(Records from a collection of figures)
>>>>
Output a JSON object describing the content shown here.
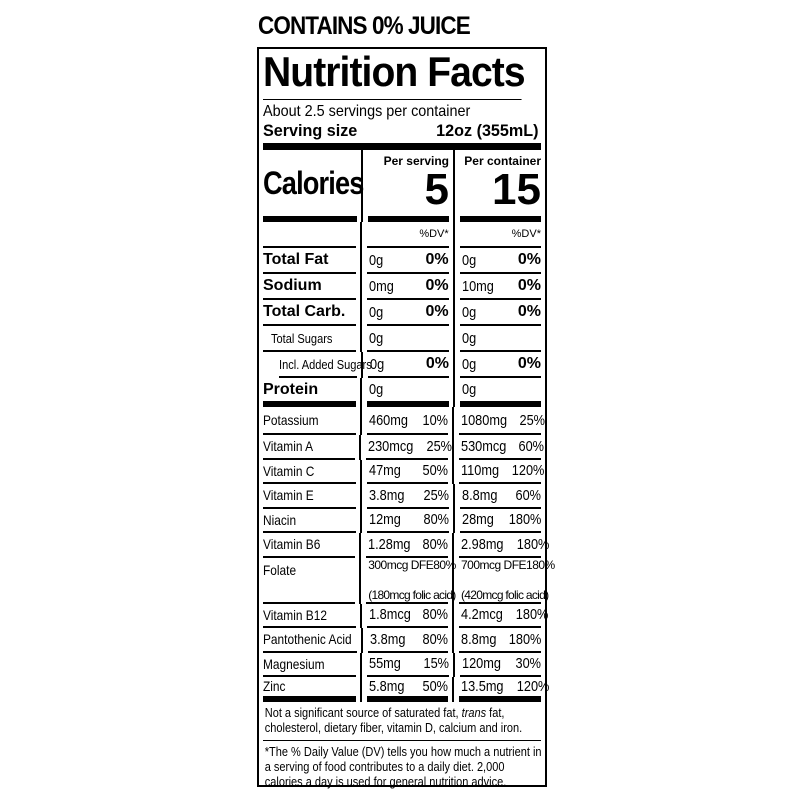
{
  "header": "CONTAINS 0% JUICE",
  "title": "Nutrition Facts",
  "servings": "About 2.5 servings per container",
  "serving_size_label": "Serving size",
  "serving_size": "12oz (355mL)",
  "calories": {
    "label": "Calories",
    "per_serving_label": "Per serving",
    "per_serving": "5",
    "per_container_label": "Per container",
    "per_container": "15",
    "dv": "%DV*"
  },
  "macros": [
    {
      "name": "Total Fat",
      "s": "0g",
      "sdv": "0%",
      "c": "0g",
      "cdv": "0%",
      "style": "bold"
    },
    {
      "name": "Sodium",
      "s": "0mg",
      "sdv": "0%",
      "c": "10mg",
      "cdv": "0%",
      "style": "bold"
    },
    {
      "name": "Total Carb.",
      "s": "0g",
      "sdv": "0%",
      "c": "0g",
      "cdv": "0%",
      "style": "bold"
    },
    {
      "name": "Total Sugars",
      "s": "0g",
      "sdv": "",
      "c": "0g",
      "cdv": "",
      "style": "sub"
    },
    {
      "name": "Incl. Added Sugars",
      "s": "0g",
      "sdv": "0%",
      "c": "0g",
      "cdv": "0%",
      "style": "sub2"
    },
    {
      "name": "Protein",
      "s": "0g",
      "sdv": "",
      "c": "0g",
      "cdv": "",
      "style": "bold"
    }
  ],
  "micros": [
    {
      "name": "Potassium",
      "s": "460mg",
      "sdv": "10%",
      "c": "1080mg",
      "cdv": "25%"
    },
    {
      "name": "Vitamin A",
      "s": "230mcg",
      "sdv": "25%",
      "c": "530mcg",
      "cdv": "60%"
    },
    {
      "name": "Vitamin C",
      "s": "47mg",
      "sdv": "50%",
      "c": "110mg",
      "cdv": "120%"
    },
    {
      "name": "Vitamin E",
      "s": "3.8mg",
      "sdv": "25%",
      "c": "8.8mg",
      "cdv": "60%"
    },
    {
      "name": "Niacin",
      "s": "12mg",
      "sdv": "80%",
      "c": "28mg",
      "cdv": "180%"
    },
    {
      "name": "Vitamin B6",
      "s": "1.28mg",
      "sdv": "80%",
      "c": "2.98mg",
      "cdv": "180%"
    },
    {
      "name": "Folate",
      "s": "300mcg DFE",
      "sdv": "80%",
      "s2": "(180mcg folic acid)",
      "c": "700mcg DFE",
      "cdv": "180%",
      "c2": "(420mcg folic acid)"
    },
    {
      "name": "Vitamin B12",
      "s": "1.8mcg",
      "sdv": "80%",
      "c": "4.2mcg",
      "cdv": "180%"
    },
    {
      "name": "Pantothenic Acid",
      "s": "3.8mg",
      "sdv": "80%",
      "c": "8.8mg",
      "cdv": "180%"
    },
    {
      "name": "Magnesium",
      "s": "55mg",
      "sdv": "15%",
      "c": "120mg",
      "cdv": "30%"
    },
    {
      "name": "Zinc",
      "s": "5.8mg",
      "sdv": "50%",
      "c": "13.5mg",
      "cdv": "120%"
    }
  ],
  "footnote1_a": "Not a significant source of saturated fat, ",
  "footnote1_i": "trans",
  "footnote1_b": " fat, cholesterol, dietary fiber, vitamin D, calcium and iron.",
  "footnote2": "*The % Daily Value (DV) tells you how much a nutrient in a serving of food contributes to a daily diet. 2,000 calories a day is used for general nutrition advice."
}
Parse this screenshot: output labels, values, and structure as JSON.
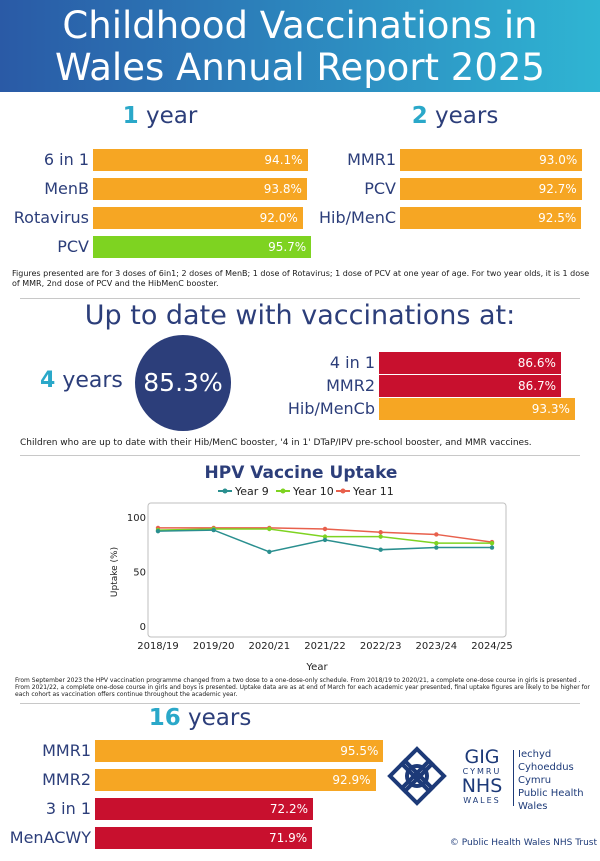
{
  "header": {
    "title_line1": "Childhood Vaccinations in",
    "title_line2": "Wales Annual Report 2025"
  },
  "colors": {
    "orange": "#f6a623",
    "green": "#7ed321",
    "red": "#c8102e",
    "navy": "#2c3e7a",
    "teal": "#2aa8c9",
    "y9": "#2a8f8f",
    "y10": "#7ed321",
    "y11": "#e8604c"
  },
  "one_year": {
    "num": "1",
    "label": "year",
    "bars": [
      {
        "name": "6 in 1",
        "value_label": "94.1%",
        "value": 94.1,
        "color": "orange"
      },
      {
        "name": "MenB",
        "value_label": "93.8%",
        "value": 93.8,
        "color": "orange"
      },
      {
        "name": "Rotavirus",
        "value_label": "92.0%",
        "value": 92.0,
        "color": "orange"
      },
      {
        "name": "PCV",
        "value_label": "95.7%",
        "value": 95.7,
        "color": "green"
      }
    ]
  },
  "two_years": {
    "num": "2",
    "label": "years",
    "bars": [
      {
        "name": "MMR1",
        "value_label": "93.0%",
        "value": 93.0,
        "color": "orange"
      },
      {
        "name": "PCV",
        "value_label": "92.7%",
        "value": 92.7,
        "color": "orange"
      },
      {
        "name": "Hib/MenC",
        "value_label": "92.5%",
        "value": 92.5,
        "color": "orange"
      }
    ]
  },
  "note1": "Figures presented are for 3 doses of 6in1; 2 doses of MenB; 1 dose of Rotavirus; 1 dose of PCV at one year of age. For two year olds, it is 1 dose of MMR, 2nd dose of PCV and the HibMenC booster.",
  "up_to_date": {
    "title": "Up to date with vaccinations at:",
    "age_num": "4",
    "age_label": "years",
    "overall": "85.3%",
    "bars": [
      {
        "name": "4 in 1",
        "value_label": "86.6%",
        "value": 86.6,
        "color": "red"
      },
      {
        "name": "MMR2",
        "value_label": "86.7%",
        "value": 86.7,
        "color": "red"
      },
      {
        "name": "Hib/MenCb",
        "value_label": "93.3%",
        "value": 93.3,
        "color": "orange"
      }
    ],
    "note": "Children who are up to date with their Hib/MenC booster, '4 in 1' DTaP/IPV pre-school booster, and MMR vaccines."
  },
  "chart_data": {
    "type": "line",
    "title": "HPV Vaccine Uptake",
    "xlabel": "Year",
    "ylabel": "Uptake (%)",
    "categories": [
      "2018/19",
      "2019/20",
      "2020/21",
      "2021/22",
      "2022/23",
      "2023/24",
      "2024/25"
    ],
    "ylim": [
      0,
      100
    ],
    "yticks": [
      "0",
      "50",
      "100"
    ],
    "legend_position": "top",
    "series": [
      {
        "name": "Year 9",
        "color": "#2a8f8f",
        "values": [
          87,
          88,
          68,
          79,
          70,
          72,
          72
        ]
      },
      {
        "name": "Year 10",
        "color": "#7ed321",
        "values": [
          88,
          89,
          89,
          82,
          82,
          76,
          76
        ]
      },
      {
        "name": "Year 11",
        "color": "#e8604c",
        "values": [
          90,
          90,
          90,
          89,
          86,
          84,
          77
        ]
      }
    ]
  },
  "note2": "From September 2023 the HPV vaccination programme changed from a two dose to a one-dose-only schedule. From 2018/19 to 2020/21, a complete one-dose course in girls is presented . From 2021/22, a complete one-dose course in girls and boys is presented. Uptake data are as at end of March for each academic year presented, final uptake figures are likely to be higher for each cohort as vaccination offers continue throughout the academic year.",
  "sixteen": {
    "num": "16",
    "label": "years",
    "bars": [
      {
        "name": "MMR1",
        "value_label": "95.5%",
        "value": 95.5,
        "color": "orange"
      },
      {
        "name": "MMR2",
        "value_label": "92.9%",
        "value": 92.9,
        "color": "orange"
      },
      {
        "name": "3 in 1",
        "value_label": "72.2%",
        "value": 72.2,
        "color": "red"
      },
      {
        "name": "MenACWY",
        "value_label": "71.9%",
        "value": 71.9,
        "color": "red"
      }
    ]
  },
  "logo": {
    "gig": "GIG",
    "cymru": "CYMRU",
    "nhs": "NHS",
    "wales": "WALES",
    "line1": "Iechyd Cyhoeddus",
    "line2": "Cymru",
    "line3": "Public Health",
    "line4": "Wales"
  },
  "copyright": "© Public Health Wales NHS Trust"
}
<<<<
**WORK ORDER:**
The response must repeat all the lines above exactly and include no pictures.

**EXERCISE RESPONSE:**
Output a JSON object describing the content shown here.
{
  "header": "CONTAINS 0% JUICE",
  "title": "Nutrition Facts",
  "servings": "About 2.5 servings per container",
  "serving_size_label": "Serving size",
  "serving_size": "12oz (355mL)",
  "calories": {
    "label": "Calories",
    "per_serving_label": "Per serving",
    "per_serving": "5",
    "per_container_label": "Per container",
    "per_container": "15",
    "dv": "%DV*"
  },
  "macros": [
    {
      "name": "Total Fat",
      "s": "0g",
      "sdv": "0%",
      "c": "0g",
      "cdv": "0%",
      "style": "bold"
    },
    {
      "name": "Sodium",
      "s": "0mg",
      "sdv": "0%",
      "c": "10mg",
      "cdv": "0%",
      "style": "bold"
    },
    {
      "name": "Total Carb.",
      "s": "0g",
      "sdv": "0%",
      "c": "0g",
      "cdv": "0%",
      "style": "bold"
    },
    {
      "name": "Total Sugars",
      "s": "0g",
      "sdv": "",
      "c": "0g",
      "cdv": "",
      "style": "sub"
    },
    {
      "name": "Incl. Added Sugars",
      "s": "0g",
      "sdv": "0%",
      "c": "0g",
      "cdv": "0%",
      "style": "sub2"
    },
    {
      "name": "Protein",
      "s": "0g",
      "sdv": "",
      "c": "0g",
      "cdv": "",
      "style": "bold"
    }
  ],
  "micros": [
    {
      "name": "Potassium",
      "s": "460mg",
      "sdv": "10%",
      "c": "1080mg",
      "cdv": "25%"
    },
    {
      "name": "Vitamin A",
      "s": "230mcg",
      "sdv": "25%",
      "c": "530mcg",
      "cdv": "60%"
    },
    {
      "name": "Vitamin C",
      "s": "47mg",
      "sdv": "50%",
      "c": "110mg",
      "cdv": "120%"
    },
    {
      "name": "Vitamin E",
      "s": "3.8mg",
      "sdv": "25%",
      "c": "8.8mg",
      "cdv": "60%"
    },
    {
      "name": "Niacin",
      "s": "12mg",
      "sdv": "80%",
      "c": "28mg",
      "cdv": "180%"
    },
    {
      "name": "Vitamin B6",
      "s": "1.28mg",
      "sdv": "80%",
      "c": "2.98mg",
      "cdv": "180%"
    },
    {
      "name": "Folate",
      "s": "300mcg DFE",
      "sdv": "80%",
      "s2": "(180mcg folic acid)",
      "c": "700mcg DFE",
      "cdv": "180%",
      "c2": "(420mcg folic acid)"
    },
    {
      "name": "Vitamin B12",
      "s": "1.8mcg",
      "sdv": "80%",
      "c": "4.2mcg",
      "cdv": "180%"
    },
    {
      "name": "Pantothenic Acid",
      "s": "3.8mg",
      "sdv": "80%",
      "c": "8.8mg",
      "cdv": "180%"
    },
    {
      "name": "Magnesium",
      "s": "55mg",
      "sdv": "15%",
      "c": "120mg",
      "cdv": "30%"
    },
    {
      "name": "Zinc",
      "s": "5.8mg",
      "sdv": "50%",
      "c": "13.5mg",
      "cdv": "120%"
    }
  ],
  "footnote1_a": "Not a significant source of saturated fat, ",
  "footnote1_i": "trans",
  "footnote1_b": " fat, cholesterol, dietary fiber, vitamin D, calcium and iron.",
  "footnote2": "*The % Daily Value (DV) tells you how much a nutrient in a serving of food contributes to a daily diet. 2,000 calories a day is used for general nutrition advice."
}
Parse this screenshot: output labels, values, and structure as JSON.
{
  "header": {
    "title_line1": "Childhood Vaccinations in",
    "title_line2": "Wales Annual Report 2025"
  },
  "colors": {
    "orange": "#f6a623",
    "green": "#7ed321",
    "red": "#c8102e",
    "navy": "#2c3e7a",
    "teal": "#2aa8c9",
    "y9": "#2a8f8f",
    "y10": "#7ed321",
    "y11": "#e8604c"
  },
  "one_year": {
    "num": "1",
    "label": "year",
    "bars": [
      {
        "name": "6 in 1",
        "value_label": "94.1%",
        "value": 94.1,
        "color": "orange"
      },
      {
        "name": "MenB",
        "value_label": "93.8%",
        "value": 93.8,
        "color": "orange"
      },
      {
        "name": "Rotavirus",
        "value_label": "92.0%",
        "value": 92.0,
        "color": "orange"
      },
      {
        "name": "PCV",
        "value_label": "95.7%",
        "value": 95.7,
        "color": "green"
      }
    ]
  },
  "two_years": {
    "num": "2",
    "label": "years",
    "bars": [
      {
        "name": "MMR1",
        "value_label": "93.0%",
        "value": 93.0,
        "color": "orange"
      },
      {
        "name": "PCV",
        "value_label": "92.7%",
        "value": 92.7,
        "color": "orange"
      },
      {
        "name": "Hib/MenC",
        "value_label": "92.5%",
        "value": 92.5,
        "color": "orange"
      }
    ]
  },
  "note1": "Figures presented are for 3 doses of 6in1; 2 doses of MenB; 1 dose of Rotavirus; 1 dose of PCV at one year of age. For two year olds, it is 1 dose of MMR, 2nd dose of PCV and the HibMenC booster.",
  "up_to_date": {
    "title": "Up to date with vaccinations at:",
    "age_num": "4",
    "age_label": "years",
    "overall": "85.3%",
    "bars": [
      {
        "name": "4 in 1",
        "value_label": "86.6%",
        "value": 86.6,
        "color": "red"
      },
      {
        "name": "MMR2",
        "value_label": "86.7%",
        "value": 86.7,
        "color": "red"
      },
      {
        "name": "Hib/MenCb",
        "value_label": "93.3%",
        "value": 93.3,
        "color": "orange"
      }
    ],
    "note": "Children who are up to date with their Hib/MenC booster, '4 in 1' DTaP/IPV pre-school booster, and MMR vaccines."
  },
  "chart_data": {
    "type": "line",
    "title": "HPV Vaccine Uptake",
    "xlabel": "Year",
    "ylabel": "Uptake (%)",
    "categories": [
      "2018/19",
      "2019/20",
      "2020/21",
      "2021/22",
      "2022/23",
      "2023/24",
      "2024/25"
    ],
    "ylim": [
      0,
      100
    ],
    "yticks": [
      "0",
      "50",
      "100"
    ],
    "legend_position": "top",
    "series": [
      {
        "name": "Year 9",
        "color": "#2a8f8f",
        "values": [
          87,
          88,
          68,
          79,
          70,
          72,
          72
        ]
      },
      {
        "name": "Year 10",
        "color": "#7ed321",
        "values": [
          88,
          89,
          89,
          82,
          82,
          76,
          76
        ]
      },
      {
        "name": "Year 11",
        "color": "#e8604c",
        "values": [
          90,
          90,
          90,
          89,
          86,
          84,
          77
        ]
      }
    ]
  },
  "note2": "From September 2023 the HPV vaccination programme changed from a two dose to a one-dose-only schedule. From 2018/19 to 2020/21, a complete one-dose course in girls is presented . From 2021/22, a complete one-dose course in girls and boys is presented. Uptake data are as at end of March for each academic year presented, final uptake figures are likely to be higher for each cohort as vaccination offers continue throughout the academic year.",
  "sixteen": {
    "num": "16",
    "label": "years",
    "bars": [
      {
        "name": "MMR1",
        "value_label": "95.5%",
        "value": 95.5,
        "color": "orange"
      },
      {
        "name": "MMR2",
        "value_label": "92.9%",
        "value": 92.9,
        "color": "orange"
      },
      {
        "name": "3 in 1",
        "value_label": "72.2%",
        "value": 72.2,
        "color": "red"
      },
      {
        "name": "MenACWY",
        "value_label": "71.9%",
        "value": 71.9,
        "color": "red"
      }
    ]
  },
  "logo": {
    "gig": "GIG",
    "cymru": "CYMRU",
    "nhs": "NHS",
    "wales": "WALES",
    "line1": "Iechyd Cyhoeddus",
    "line2": "Cymru",
    "line3": "Public Health",
    "line4": "Wales"
  },
  "copyright": "© Public Health Wales NHS Trust"
}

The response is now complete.